__Problem statement__
Repeat the material exactly, every line of it.

Dataset entries on figures
──────────────────────────────

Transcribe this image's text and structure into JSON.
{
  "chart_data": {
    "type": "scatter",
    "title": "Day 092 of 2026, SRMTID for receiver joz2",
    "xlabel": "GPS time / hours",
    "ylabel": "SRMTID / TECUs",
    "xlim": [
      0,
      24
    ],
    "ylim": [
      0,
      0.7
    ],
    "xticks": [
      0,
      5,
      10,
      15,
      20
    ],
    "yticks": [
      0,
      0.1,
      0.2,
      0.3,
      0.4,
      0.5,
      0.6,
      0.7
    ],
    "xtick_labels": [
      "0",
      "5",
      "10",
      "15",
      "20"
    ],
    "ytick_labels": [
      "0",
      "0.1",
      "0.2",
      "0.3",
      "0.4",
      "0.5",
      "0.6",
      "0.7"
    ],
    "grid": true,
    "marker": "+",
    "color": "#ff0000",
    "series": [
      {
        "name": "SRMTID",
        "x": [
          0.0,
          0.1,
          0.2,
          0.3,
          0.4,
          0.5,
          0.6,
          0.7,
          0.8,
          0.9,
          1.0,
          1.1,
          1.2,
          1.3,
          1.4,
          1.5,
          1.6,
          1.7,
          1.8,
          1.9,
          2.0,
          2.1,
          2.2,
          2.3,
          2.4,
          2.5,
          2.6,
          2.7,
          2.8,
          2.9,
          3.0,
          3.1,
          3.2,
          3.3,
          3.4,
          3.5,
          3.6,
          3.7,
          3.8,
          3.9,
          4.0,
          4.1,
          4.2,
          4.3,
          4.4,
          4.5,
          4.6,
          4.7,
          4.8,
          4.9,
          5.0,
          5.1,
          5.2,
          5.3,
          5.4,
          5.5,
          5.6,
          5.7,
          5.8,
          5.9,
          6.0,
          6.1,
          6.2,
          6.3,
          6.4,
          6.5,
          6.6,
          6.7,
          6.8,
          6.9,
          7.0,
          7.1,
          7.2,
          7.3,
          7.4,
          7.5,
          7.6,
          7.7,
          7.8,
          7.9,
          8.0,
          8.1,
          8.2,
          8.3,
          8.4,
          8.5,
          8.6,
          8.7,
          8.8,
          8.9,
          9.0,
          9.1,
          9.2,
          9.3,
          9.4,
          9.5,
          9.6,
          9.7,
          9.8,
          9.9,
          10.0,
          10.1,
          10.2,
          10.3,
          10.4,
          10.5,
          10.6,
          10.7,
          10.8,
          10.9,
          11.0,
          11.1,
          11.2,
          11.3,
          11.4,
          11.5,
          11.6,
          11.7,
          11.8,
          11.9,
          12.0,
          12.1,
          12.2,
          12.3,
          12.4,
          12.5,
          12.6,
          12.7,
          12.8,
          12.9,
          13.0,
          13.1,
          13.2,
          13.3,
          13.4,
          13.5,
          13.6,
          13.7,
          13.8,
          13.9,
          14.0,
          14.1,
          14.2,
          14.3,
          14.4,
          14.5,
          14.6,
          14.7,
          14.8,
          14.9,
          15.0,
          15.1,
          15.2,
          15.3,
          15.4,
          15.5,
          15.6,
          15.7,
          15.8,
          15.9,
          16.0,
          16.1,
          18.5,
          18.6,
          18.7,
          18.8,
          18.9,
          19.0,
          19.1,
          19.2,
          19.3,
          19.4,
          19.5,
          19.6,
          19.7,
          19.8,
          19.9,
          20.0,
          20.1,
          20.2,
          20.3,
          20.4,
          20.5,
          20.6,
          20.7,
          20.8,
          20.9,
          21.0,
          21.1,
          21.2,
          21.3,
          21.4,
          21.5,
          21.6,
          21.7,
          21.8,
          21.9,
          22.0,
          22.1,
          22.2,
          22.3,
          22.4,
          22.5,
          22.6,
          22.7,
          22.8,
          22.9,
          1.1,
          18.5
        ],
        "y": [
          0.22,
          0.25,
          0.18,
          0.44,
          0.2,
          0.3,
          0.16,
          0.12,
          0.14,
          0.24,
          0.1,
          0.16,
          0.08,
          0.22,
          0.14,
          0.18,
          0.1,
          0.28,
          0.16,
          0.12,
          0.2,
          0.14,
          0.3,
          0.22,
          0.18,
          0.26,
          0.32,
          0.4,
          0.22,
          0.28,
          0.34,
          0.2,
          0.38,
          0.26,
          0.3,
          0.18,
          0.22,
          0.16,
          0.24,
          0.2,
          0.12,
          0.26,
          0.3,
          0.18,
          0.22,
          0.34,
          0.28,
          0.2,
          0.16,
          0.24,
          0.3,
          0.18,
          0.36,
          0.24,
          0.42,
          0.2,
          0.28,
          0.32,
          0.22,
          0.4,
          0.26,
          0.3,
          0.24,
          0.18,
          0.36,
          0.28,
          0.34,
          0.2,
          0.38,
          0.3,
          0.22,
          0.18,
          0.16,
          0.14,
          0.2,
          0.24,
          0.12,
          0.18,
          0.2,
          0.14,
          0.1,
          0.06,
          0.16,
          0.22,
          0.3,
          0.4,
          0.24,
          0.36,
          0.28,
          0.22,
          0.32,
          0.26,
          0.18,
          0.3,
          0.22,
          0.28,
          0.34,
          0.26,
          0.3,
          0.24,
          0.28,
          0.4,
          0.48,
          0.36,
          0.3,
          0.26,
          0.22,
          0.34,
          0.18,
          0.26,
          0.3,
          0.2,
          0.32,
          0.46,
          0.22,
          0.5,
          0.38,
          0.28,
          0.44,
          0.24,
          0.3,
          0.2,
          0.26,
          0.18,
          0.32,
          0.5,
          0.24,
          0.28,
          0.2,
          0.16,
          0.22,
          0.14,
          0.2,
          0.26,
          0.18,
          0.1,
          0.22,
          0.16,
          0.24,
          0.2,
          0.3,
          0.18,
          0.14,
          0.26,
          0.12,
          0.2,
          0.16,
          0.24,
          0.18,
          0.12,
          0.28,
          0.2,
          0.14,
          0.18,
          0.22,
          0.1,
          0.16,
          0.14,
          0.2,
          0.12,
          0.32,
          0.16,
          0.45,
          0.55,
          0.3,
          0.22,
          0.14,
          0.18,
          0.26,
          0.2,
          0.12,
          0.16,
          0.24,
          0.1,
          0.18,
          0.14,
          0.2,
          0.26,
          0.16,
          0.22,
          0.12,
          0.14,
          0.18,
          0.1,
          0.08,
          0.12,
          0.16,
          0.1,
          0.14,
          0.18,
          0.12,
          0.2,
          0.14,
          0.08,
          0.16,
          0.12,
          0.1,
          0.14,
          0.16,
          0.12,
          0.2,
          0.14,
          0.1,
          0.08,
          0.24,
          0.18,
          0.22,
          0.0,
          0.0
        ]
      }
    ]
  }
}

──────────────────────────────

__Task result__
Transcribe this image's text and structure into JSON.
{
  "chart_data": {
    "type": "scatter",
    "title": "Day 092 of 2026, SRMTID for receiver joz2",
    "xlabel": "GPS time / hours",
    "ylabel": "SRMTID / TECUs",
    "xlim": [
      0,
      24
    ],
    "ylim": [
      0,
      0.7
    ],
    "xticks": [
      0,
      5,
      10,
      15,
      20
    ],
    "yticks": [
      0,
      0.1,
      0.2,
      0.3,
      0.4,
      0.5,
      0.6,
      0.7
    ],
    "xtick_labels": [
      "0",
      "5",
      "10",
      "15",
      "20"
    ],
    "ytick_labels": [
      "0",
      "0.1",
      "0.2",
      "0.3",
      "0.4",
      "0.5",
      "0.6",
      "0.7"
    ],
    "grid": true,
    "marker": "+",
    "color": "#ff0000",
    "series": [
      {
        "name": "SRMTID",
        "x": [
          0.0,
          0.1,
          0.2,
          0.3,
          0.4,
          0.5,
          0.6,
          0.7,
          0.8,
          0.9,
          1.0,
          1.1,
          1.2,
          1.3,
          1.4,
          1.5,
          1.6,
          1.7,
          1.8,
          1.9,
          2.0,
          2.1,
          2.2,
          2.3,
          2.4,
          2.5,
          2.6,
          2.7,
          2.8,
          2.9,
          3.0,
          3.1,
          3.2,
          3.3,
          3.4,
          3.5,
          3.6,
          3.7,
          3.8,
          3.9,
          4.0,
          4.1,
          4.2,
          4.3,
          4.4,
          4.5,
          4.6,
          4.7,
          4.8,
          4.9,
          5.0,
          5.1,
          5.2,
          5.3,
          5.4,
          5.5,
          5.6,
          5.7,
          5.8,
          5.9,
          6.0,
          6.1,
          6.2,
          6.3,
          6.4,
          6.5,
          6.6,
          6.7,
          6.8,
          6.9,
          7.0,
          7.1,
          7.2,
          7.3,
          7.4,
          7.5,
          7.6,
          7.7,
          7.8,
          7.9,
          8.0,
          8.1,
          8.2,
          8.3,
          8.4,
          8.5,
          8.6,
          8.7,
          8.8,
          8.9,
          9.0,
          9.1,
          9.2,
          9.3,
          9.4,
          9.5,
          9.6,
          9.7,
          9.8,
          9.9,
          10.0,
          10.1,
          10.2,
          10.3,
          10.4,
          10.5,
          10.6,
          10.7,
          10.8,
          10.9,
          11.0,
          11.1,
          11.2,
          11.3,
          11.4,
          11.5,
          11.6,
          11.7,
          11.8,
          11.9,
          12.0,
          12.1,
          12.2,
          12.3,
          12.4,
          12.5,
          12.6,
          12.7,
          12.8,
          12.9,
          13.0,
          13.1,
          13.2,
          13.3,
          13.4,
          13.5,
          13.6,
          13.7,
          13.8,
          13.9,
          14.0,
          14.1,
          14.2,
          14.3,
          14.4,
          14.5,
          14.6,
          14.7,
          14.8,
          14.9,
          15.0,
          15.1,
          15.2,
          15.3,
          15.4,
          15.5,
          15.6,
          15.7,
          15.8,
          15.9,
          16.0,
          16.1,
          18.5,
          18.6,
          18.7,
          18.8,
          18.9,
          19.0,
          19.1,
          19.2,
          19.3,
          19.4,
          19.5,
          19.6,
          19.7,
          19.8,
          19.9,
          20.0,
          20.1,
          20.2,
          20.3,
          20.4,
          20.5,
          20.6,
          20.7,
          20.8,
          20.9,
          21.0,
          21.1,
          21.2,
          21.3,
          21.4,
          21.5,
          21.6,
          21.7,
          21.8,
          21.9,
          22.0,
          22.1,
          22.2,
          22.3,
          22.4,
          22.5,
          22.6,
          22.7,
          22.8,
          22.9,
          1.1,
          18.5
        ],
        "y": [
          0.22,
          0.25,
          0.18,
          0.44,
          0.2,
          0.3,
          0.16,
          0.12,
          0.14,
          0.24,
          0.1,
          0.16,
          0.08,
          0.22,
          0.14,
          0.18,
          0.1,
          0.28,
          0.16,
          0.12,
          0.2,
          0.14,
          0.3,
          0.22,
          0.18,
          0.26,
          0.32,
          0.4,
          0.22,
          0.28,
          0.34,
          0.2,
          0.38,
          0.26,
          0.3,
          0.18,
          0.22,
          0.16,
          0.24,
          0.2,
          0.12,
          0.26,
          0.3,
          0.18,
          0.22,
          0.34,
          0.28,
          0.2,
          0.16,
          0.24,
          0.3,
          0.18,
          0.36,
          0.24,
          0.42,
          0.2,
          0.28,
          0.32,
          0.22,
          0.4,
          0.26,
          0.3,
          0.24,
          0.18,
          0.36,
          0.28,
          0.34,
          0.2,
          0.38,
          0.3,
          0.22,
          0.18,
          0.16,
          0.14,
          0.2,
          0.24,
          0.12,
          0.18,
          0.2,
          0.14,
          0.1,
          0.06,
          0.16,
          0.22,
          0.3,
          0.4,
          0.24,
          0.36,
          0.28,
          0.22,
          0.32,
          0.26,
          0.18,
          0.3,
          0.22,
          0.28,
          0.34,
          0.26,
          0.3,
          0.24,
          0.28,
          0.4,
          0.48,
          0.36,
          0.3,
          0.26,
          0.22,
          0.34,
          0.18,
          0.26,
          0.3,
          0.2,
          0.32,
          0.46,
          0.22,
          0.5,
          0.38,
          0.28,
          0.44,
          0.24,
          0.3,
          0.2,
          0.26,
          0.18,
          0.32,
          0.5,
          0.24,
          0.28,
          0.2,
          0.16,
          0.22,
          0.14,
          0.2,
          0.26,
          0.18,
          0.1,
          0.22,
          0.16,
          0.24,
          0.2,
          0.3,
          0.18,
          0.14,
          0.26,
          0.12,
          0.2,
          0.16,
          0.24,
          0.18,
          0.12,
          0.28,
          0.2,
          0.14,
          0.18,
          0.22,
          0.1,
          0.16,
          0.14,
          0.2,
          0.12,
          0.32,
          0.16,
          0.45,
          0.55,
          0.3,
          0.22,
          0.14,
          0.18,
          0.26,
          0.2,
          0.12,
          0.16,
          0.24,
          0.1,
          0.18,
          0.14,
          0.2,
          0.26,
          0.16,
          0.22,
          0.12,
          0.14,
          0.18,
          0.1,
          0.08,
          0.12,
          0.16,
          0.1,
          0.14,
          0.18,
          0.12,
          0.2,
          0.14,
          0.08,
          0.16,
          0.12,
          0.1,
          0.14,
          0.16,
          0.12,
          0.2,
          0.14,
          0.1,
          0.08,
          0.24,
          0.18,
          0.22,
          0.0,
          0.0
        ]
      }
    ]
  }
}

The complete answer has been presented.